▶ _Brief_
Every entry must be duplicated precisely as written.

▶ _Extracted data entries_
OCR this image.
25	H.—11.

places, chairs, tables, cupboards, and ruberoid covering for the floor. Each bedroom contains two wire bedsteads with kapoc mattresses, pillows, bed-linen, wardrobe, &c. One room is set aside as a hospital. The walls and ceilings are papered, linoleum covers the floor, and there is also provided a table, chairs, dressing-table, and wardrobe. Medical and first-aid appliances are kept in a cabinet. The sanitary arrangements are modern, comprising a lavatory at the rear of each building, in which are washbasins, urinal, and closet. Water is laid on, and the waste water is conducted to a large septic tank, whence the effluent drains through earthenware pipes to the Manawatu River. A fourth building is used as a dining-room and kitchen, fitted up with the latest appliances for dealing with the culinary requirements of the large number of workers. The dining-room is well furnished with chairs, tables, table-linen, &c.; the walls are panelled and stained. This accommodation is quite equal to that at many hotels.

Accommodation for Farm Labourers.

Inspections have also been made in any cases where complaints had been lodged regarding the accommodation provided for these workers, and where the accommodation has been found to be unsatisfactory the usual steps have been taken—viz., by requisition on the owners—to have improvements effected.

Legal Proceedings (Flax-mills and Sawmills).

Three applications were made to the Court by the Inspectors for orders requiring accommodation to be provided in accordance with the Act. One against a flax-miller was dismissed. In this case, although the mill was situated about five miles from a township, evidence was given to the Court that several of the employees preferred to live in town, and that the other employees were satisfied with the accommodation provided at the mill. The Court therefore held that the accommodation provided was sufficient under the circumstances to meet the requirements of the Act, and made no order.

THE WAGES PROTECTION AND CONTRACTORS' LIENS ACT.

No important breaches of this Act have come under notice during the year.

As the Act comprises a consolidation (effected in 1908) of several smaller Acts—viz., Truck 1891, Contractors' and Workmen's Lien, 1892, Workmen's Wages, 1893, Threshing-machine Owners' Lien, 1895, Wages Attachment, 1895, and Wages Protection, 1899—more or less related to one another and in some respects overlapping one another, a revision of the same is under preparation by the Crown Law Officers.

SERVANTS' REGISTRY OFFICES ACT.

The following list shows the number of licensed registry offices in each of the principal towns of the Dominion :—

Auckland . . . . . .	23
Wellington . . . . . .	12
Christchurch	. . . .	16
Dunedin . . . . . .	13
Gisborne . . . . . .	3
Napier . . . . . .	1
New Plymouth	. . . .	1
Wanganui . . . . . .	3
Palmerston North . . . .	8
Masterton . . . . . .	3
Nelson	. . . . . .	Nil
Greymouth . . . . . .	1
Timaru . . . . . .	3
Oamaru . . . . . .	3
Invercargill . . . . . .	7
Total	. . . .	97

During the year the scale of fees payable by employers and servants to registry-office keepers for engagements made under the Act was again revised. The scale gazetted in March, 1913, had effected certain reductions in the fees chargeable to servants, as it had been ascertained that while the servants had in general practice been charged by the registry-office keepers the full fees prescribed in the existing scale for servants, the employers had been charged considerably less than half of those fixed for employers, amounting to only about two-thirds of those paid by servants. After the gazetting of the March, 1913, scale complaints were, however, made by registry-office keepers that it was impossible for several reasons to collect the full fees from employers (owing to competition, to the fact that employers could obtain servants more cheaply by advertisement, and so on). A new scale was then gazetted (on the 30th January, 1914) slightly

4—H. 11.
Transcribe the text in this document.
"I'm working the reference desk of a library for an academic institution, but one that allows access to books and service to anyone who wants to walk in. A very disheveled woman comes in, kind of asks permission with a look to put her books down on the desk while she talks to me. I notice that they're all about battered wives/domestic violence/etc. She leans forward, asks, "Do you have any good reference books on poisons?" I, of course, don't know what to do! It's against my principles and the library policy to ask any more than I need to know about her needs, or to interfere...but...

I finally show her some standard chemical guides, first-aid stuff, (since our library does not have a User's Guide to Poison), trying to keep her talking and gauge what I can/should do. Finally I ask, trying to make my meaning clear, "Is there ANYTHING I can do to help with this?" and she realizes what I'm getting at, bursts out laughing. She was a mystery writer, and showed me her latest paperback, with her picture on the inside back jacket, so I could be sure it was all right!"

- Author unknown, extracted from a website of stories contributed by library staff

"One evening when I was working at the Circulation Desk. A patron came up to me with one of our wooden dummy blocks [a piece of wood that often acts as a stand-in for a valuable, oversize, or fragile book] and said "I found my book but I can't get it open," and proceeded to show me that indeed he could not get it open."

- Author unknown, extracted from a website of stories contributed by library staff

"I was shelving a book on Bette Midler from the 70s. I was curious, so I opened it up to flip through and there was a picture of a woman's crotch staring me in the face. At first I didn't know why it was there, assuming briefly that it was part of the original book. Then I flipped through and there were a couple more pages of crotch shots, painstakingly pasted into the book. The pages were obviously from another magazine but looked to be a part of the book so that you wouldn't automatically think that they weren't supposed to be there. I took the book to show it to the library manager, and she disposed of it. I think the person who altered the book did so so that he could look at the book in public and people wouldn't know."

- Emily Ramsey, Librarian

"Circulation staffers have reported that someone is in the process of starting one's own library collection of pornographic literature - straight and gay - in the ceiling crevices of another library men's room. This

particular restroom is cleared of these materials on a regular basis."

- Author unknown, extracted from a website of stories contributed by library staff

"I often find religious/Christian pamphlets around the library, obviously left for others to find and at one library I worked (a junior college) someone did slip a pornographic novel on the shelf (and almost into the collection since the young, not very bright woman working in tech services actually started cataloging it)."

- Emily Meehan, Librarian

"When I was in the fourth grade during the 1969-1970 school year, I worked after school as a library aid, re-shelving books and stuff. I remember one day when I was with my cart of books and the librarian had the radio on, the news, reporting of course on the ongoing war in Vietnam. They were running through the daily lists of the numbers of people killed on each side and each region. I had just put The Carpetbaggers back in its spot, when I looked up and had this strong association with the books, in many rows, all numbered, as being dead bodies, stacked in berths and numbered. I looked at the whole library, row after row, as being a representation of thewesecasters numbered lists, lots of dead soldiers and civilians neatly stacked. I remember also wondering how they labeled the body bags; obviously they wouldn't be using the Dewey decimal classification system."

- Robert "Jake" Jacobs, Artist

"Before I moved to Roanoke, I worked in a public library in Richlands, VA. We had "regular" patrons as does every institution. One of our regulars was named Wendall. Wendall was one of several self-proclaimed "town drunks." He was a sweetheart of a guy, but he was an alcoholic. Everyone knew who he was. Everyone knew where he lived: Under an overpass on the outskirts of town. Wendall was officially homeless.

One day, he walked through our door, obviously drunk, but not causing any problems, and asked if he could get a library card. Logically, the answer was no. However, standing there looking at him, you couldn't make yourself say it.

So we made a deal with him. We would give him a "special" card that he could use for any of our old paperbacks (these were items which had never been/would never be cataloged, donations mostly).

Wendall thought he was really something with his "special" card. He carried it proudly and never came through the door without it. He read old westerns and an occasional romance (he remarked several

▶ _The solution_
OCR this image.
25	H.—11.

places, chairs, tables, cupboards, and ruberoid covering for the floor. Each bedroom contains two wire bedsteads with kapoc mattresses, pillows, bed-linen, wardrobe, &c. One room is set aside as a hospital. The walls and ceilings are papered, linoleum covers the floor, and there is also provided a table, chairs, dressing-table, and wardrobe. Medical and first-aid appliances are kept in a cabinet. The sanitary arrangements are modern, comprising a lavatory at the rear of each building, in which are washbasins, urinal, and closet. Water is laid on, and the waste water is conducted to a large septic tank, whence the effluent drains through earthenware pipes to the Manawatu River. A fourth building is used as a dining-room and kitchen, fitted up with the latest appliances for dealing with the culinary requirements of the large number of workers. The dining-room is well furnished with chairs, tables, table-linen, &c.; the walls are panelled and stained. This accommodation is quite equal to that at many hotels.

Accommodation for Farm Labourers.

Inspections have also been made in any cases where complaints had been lodged regarding the accommodation provided for these workers, and where the accommodation has been found to be unsatisfactory the usual steps have been taken—viz., by requisition on the owners—to have improvements effected.

Legal Proceedings (Flax-mills and Sawmills).

Three applications were made to the Court by the Inspectors for orders requiring accommodation to be provided in accordance with the Act. One against a flax-miller was dismissed. In this case, although the mill was situated about five miles from a township, evidence was given to the Court that several of the employees preferred to live in town, and that the other employees were satisfied with the accommodation provided at the mill. The Court therefore held that the accommodation provided was sufficient under the circumstances to meet the requirements of the Act, and made no order.

THE WAGES PROTECTION AND CONTRACTORS' LIENS ACT.

No important breaches of this Act have come under notice during the year.

As the Act comprises a consolidation (effected in 1908) of several smaller Acts—viz., Truck 1891, Contractors' and Workmen's Lien, 1892, Workmen's Wages, 1893, Threshing-machine Owners' Lien, 1895, Wages Attachment, 1895, and Wages Protection, 1899—more or less related to one another and in some respects overlapping one another, a revision of the same is under preparation by the Crown Law Officers.

SERVANTS' REGISTRY OFFICES ACT.

The following list shows the number of licensed registry offices in each of the principal towns of the Dominion :—

Auckland . . . . . .	23
Wellington . . . . . .	12
Christchurch	. . . .	16
Dunedin . . . . . .	13
Gisborne . . . . . .	3
Napier . . . . . .	1
New Plymouth	. . . .	1
Wanganui . . . . . .	3
Palmerston North . . . .	8
Masterton . . . . . .	3
Nelson	. . . . . .	Nil
Greymouth . . . . . .	1
Timaru . . . . . .	3
Oamaru . . . . . .	3
Invercargill . . . . . .	7
Total	. . . .	97

During the year the scale of fees payable by employers and servants to registry-office keepers for engagements made under the Act was again revised. The scale gazetted in March, 1913, had effected certain reductions in the fees chargeable to servants, as it had been ascertained that while the servants had in general practice been charged by the registry-office keepers the full fees prescribed in the existing scale for servants, the employers had been charged considerably less than half of those fixed for employers, amounting to only about two-thirds of those paid by servants. After the gazetting of the March, 1913, scale complaints were, however, made by registry-office keepers that it was impossible for several reasons to collect the full fees from employers (owing to competition, to the fact that employers could obtain servants more cheaply by advertisement, and so on). A new scale was then gazetted (on the 30th January, 1914) slightly

4—H. 11.
Transcribe the text in this document.
"I'm working the reference desk of a library for an academic institution, but one that allows access to books and service to anyone who wants to walk in. A very disheveled woman comes in, kind of asks permission with a look to put her books down on the desk while she talks to me. I notice that they're all about battered wives/domestic violence/etc. She leans forward, asks, "Do you have any good reference books on poisons?" I, of course, don't know what to do! It's against my principles and the library policy to ask any more than I need to know about her needs, or to interfere...but...

I finally show her some standard chemical guides, first-aid stuff, (since our library does not have a User's Guide to Poison), trying to keep her talking and gauge what I can/should do. Finally I ask, trying to make my meaning clear, "Is there ANYTHING I can do to help with this?" and she realizes what I'm getting at, bursts out laughing. She was a mystery writer, and showed me her latest paperback, with her picture on the inside back jacket, so I could be sure it was all right!"

- Author unknown, extracted from a website of stories contributed by library staff

"One evening when I was working at the Circulation Desk. A patron came up to me with one of our wooden dummy blocks [a piece of wood that often acts as a stand-in for a valuable, oversize, or fragile book] and said "I found my book but I can't get it open," and proceeded to show me that indeed he could not get it open."

- Author unknown, extracted from a website of stories contributed by library staff

"I was shelving a book on Bette Midler from the 70s. I was curious, so I opened it up to flip through and there was a picture of a woman's crotch staring me in the face. At first I didn't know why it was there, assuming briefly that it was part of the original book. Then I flipped through and there were a couple more pages of crotch shots, painstakingly pasted into the book. The pages were obviously from another magazine but looked to be a part of the book so that you wouldn't automatically think that they weren't supposed to be there. I took the book to show it to the library manager, and she disposed of it. I think the person who altered the book did so so that he could look at the book in public and people wouldn't know."

- Emily Ramsey, Librarian

"Circulation staffers have reported that someone is in the process of starting one's own library collection of pornographic literature - straight and gay - in the ceiling crevices of another library men's room. This

particular restroom is cleared of these materials on a regular basis."

- Author unknown, extracted from a website of stories contributed by library staff

"I often find religious/Christian pamphlets around the library, obviously left for others to find and at one library I worked (a junior college) someone did slip a pornographic novel on the shelf (and almost into the collection since the young, not very bright woman working in tech services actually started cataloging it)."

- Emily Meehan, Librarian

"When I was in the fourth grade during the 1969-1970 school year, I worked after school as a library aid, re-shelving books and stuff. I remember one day when I was with my cart of books and the librarian had the radio on, the news, reporting of course on the ongoing war in Vietnam. They were running through the daily lists of the numbers of people killed on each side and each region. I had just put The Carpetbaggers back in its spot, when I looked up and had this strong association with the books, in many rows, all numbered, as being dead bodies, stacked in berths and numbered. I looked at the whole library, row after row, as being a representation of thewesecasters numbered lists, lots of dead soldiers and civilians neatly stacked. I remember also wondering how they labeled the body bags; obviously they wouldn't be using the Dewey decimal classification system."

- Robert "Jake" Jacobs, Artist

"Before I moved to Roanoke, I worked in a public library in Richlands, VA. We had "regular" patrons as does every institution. One of our regulars was named Wendall. Wendall was one of several self-proclaimed "town drunks." He was a sweetheart of a guy, but he was an alcoholic. Everyone knew who he was. Everyone knew where he lived: Under an overpass on the outskirts of town. Wendall was officially homeless.

One day, he walked through our door, obviously drunk, but not causing any problems, and asked if he could get a library card. Logically, the answer was no. However, standing there looking at him, you couldn't make yourself say it.

So we made a deal with him. We would give him a "special" card that he could use for any of our old paperbacks (these were items which had never been/would never be cataloged, donations mostly).

Wendall thought he was really something with his "special" card. He carried it proudly and never came through the door without it. He read old westerns and an occasional romance (he remarked several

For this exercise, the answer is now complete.